▶ **EXTRACTED ENTRIES**
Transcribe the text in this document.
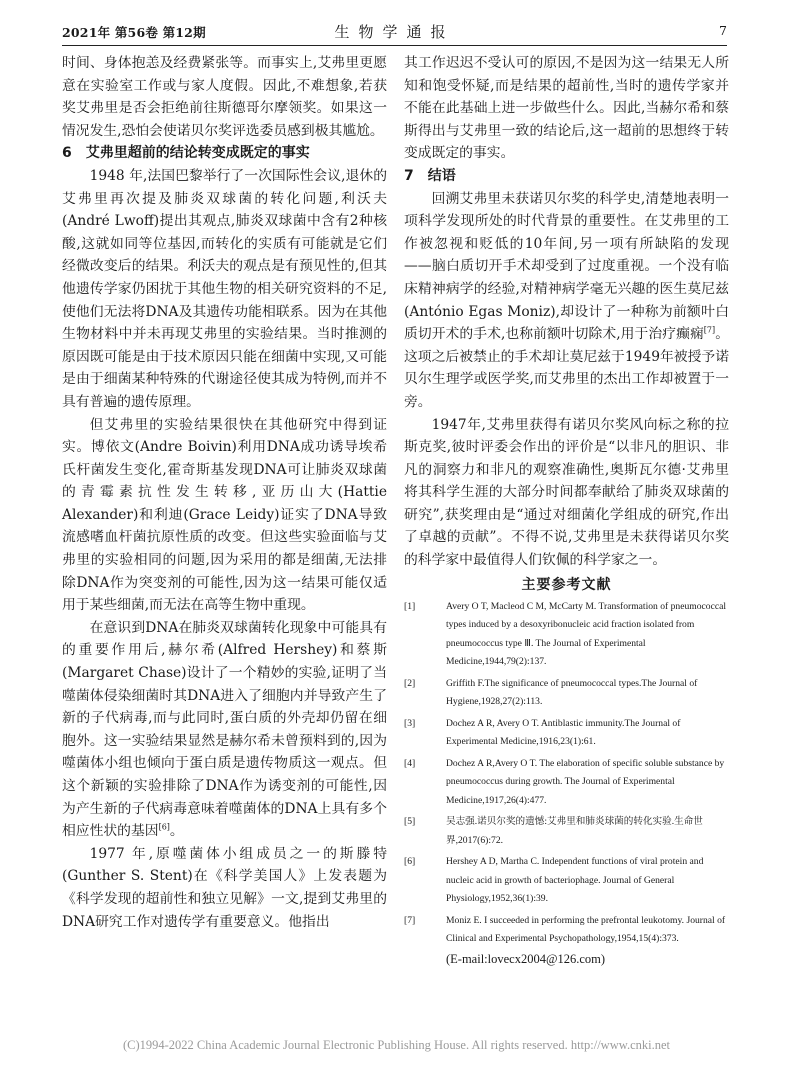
2021年 第56卷 第12期	生物学通报	7

时间、身体抱恙及经费紧张等。而事实上,艾弗里更愿意在实验室工作或与家人度假。因此,不难想象,若获奖艾弗里是否会拒绝前往斯德哥尔摩领奖。如果这一情况发生,恐怕会使诺贝尔奖评选委员感到极其尴尬。

6　艾弗里超前的结论转变成既定的事实

1948 年,法国巴黎举行了一次国际性会议,退休的艾弗里再次提及肺炎双球菌的转化问题,利沃夫(André Lwoff)提出其观点,肺炎双球菌中含有2种核酸,这就如同等位基因,而转化的实质有可能就是它们经微改变后的结果。利沃夫的观点是有预见性的,但其他遗传学家仍困扰于其他生物的相关研究资料的不足,使他们无法将DNA及其遗传功能相联系。因为在其他生物材料中并未再现艾弗里的实验结果。当时推测的原因既可能是由于技术原因只能在细菌中实现,又可能是由于细菌某种特殊的代谢途径使其成为特例,而并不具有普遍的遗传原理。

但艾弗里的实验结果很快在其他研究中得到证实。博依文(Andre Boivin)利用DNA成功诱导埃希氏杆菌发生变化,霍奇斯基发现DNA可让肺炎双球菌的青霉素抗性发生转移,亚历山大(Hattie Alexander)和利迪(Grace Leidy)证实了DNA导致流感嗜血杆菌抗原性质的改变。但这些实验面临与艾弗里的实验相同的问题,因为采用的都是细菌,无法排除DNA作为突变剂的可能性,因为这一结果可能仅适用于某些细菌,而无法在高等生物中重现。

在意识到DNA在肺炎双球菌转化现象中可能具有的重要作用后,赫尔希(Alfred Hershey)和蔡斯(Margaret Chase)设计了一个精妙的实验,证明了当噬菌体侵染细菌时其DNA进入了细胞内并导致产生了新的子代病毒,而与此同时,蛋白质的外壳却仍留在细胞外。这一实验结果显然是赫尔希未曾预料到的,因为噬菌体小组也倾向于蛋白质是遗传物质这一观点。但这个新颖的实验排除了DNA作为诱变剂的可能性,因为产生新的子代病毒意味着噬菌体的DNA上具有多个相应性状的基因[6]。

1977 年,原噬菌体小组成员之一的斯滕特(Gunther S. Stent)在《科学美国人》上发表题为《科学发现的超前性和独立见解》一文,提到艾弗里的DNA研究工作对遗传学有重要意义。他指出

其工作迟迟不受认可的原因,不是因为这一结果无人所知和饱受怀疑,而是结果的超前性,当时的遗传学家并不能在此基础上进一步做些什么。因此,当赫尔希和蔡斯得出与艾弗里一致的结论后,这一超前的思想终于转变成既定的事实。

7　结语

回溯艾弗里未获诺贝尔奖的科学史,清楚地表明一项科学发现所处的时代背景的重要性。在艾弗里的工作被忽视和贬低的10年间,另一项有所缺陷的发现——脑白质切开手术却受到了过度重视。一个没有临床精神病学的经验,对精神病学毫无兴趣的医生莫尼兹(António Egas Moniz),却设计了一种称为前额叶白质切开术的手术,也称前额叶切除术,用于治疗癫痫[7]。这项之后被禁止的手术却让莫尼兹于1949年被授予诺贝尔生理学或医学奖,而艾弗里的杰出工作却被置于一旁。

1947年,艾弗里获得有诺贝尔奖风向标之称的拉斯克奖,彼时评委会作出的评价是“以非凡的胆识、非凡的洞察力和非凡的观察准确性,奥斯瓦尔德·艾弗里将其科学生涯的大部分时间都奉献给了肺炎双球菌的研究”,获奖理由是“通过对细菌化学组成的研究,作出了卓越的贡献”。不得不说,艾弗里是未获得诺贝尔奖的科学家中最值得人们钦佩的科学家之一。

主要参考文献
[1]	Avery O T, Macleod C M, McCarty M. Transformation of pneumococcal types induced by a desoxyribonucleic acid fraction isolated from pneumococcus type Ⅲ. The Journal of Experimental Medicine,1944,79(2):137.
[2]	Griffith F.The significance of pneumococcal types.The Journal of Hygiene,1928,27(2):113.
[3]	Dochez A R, Avery O T. Antiblastic immunity.The Journal of Experimental Medicine,1916,23(1):61.
[4]	Dochez A R,Avery O T. The elaboration of specific soluble substance by pneumococcus during growth. The Journal of Experimental Medicine,1917,26(4):477.
[5]	吴志强.诺贝尔奖的遗憾:艾弗里和肺炎球菌的转化实验.生命世界,2017(6):72.
[6]	Hershey A D, Martha C. Independent functions of viral protein and nucleic acid in growth of bacteriophage. Journal of General Physiology,1952,36(1):39.
[7]	Moniz E. I succeeded in performing the prefrontal leukotomy. Journal of Clinical and Experimental Psychopathology,1954,15(4):373.
(E-mail:lovecx2004@126.com)
(C)1994-2022 China Academic Journal Electronic Publishing House. All rights reserved. http://www.cnki.net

▶ **REQUIRED ACTION**
In the material above, find each line that contains the word "growth", and select it.

▶ **SOLUTION TO THIS EXERCISE**
[4]	Dochez A R,Avery O T. The elaboration of specific soluble substance by pneumococcus during growth. The Journal of Experimental Medicine,1917,26(4):477.
[6]	Hershey A D, Martha C. Independent functions of viral protein and nucleic acid in growth of bacteriophage. Journal of General Physiology,1952,36(1):39.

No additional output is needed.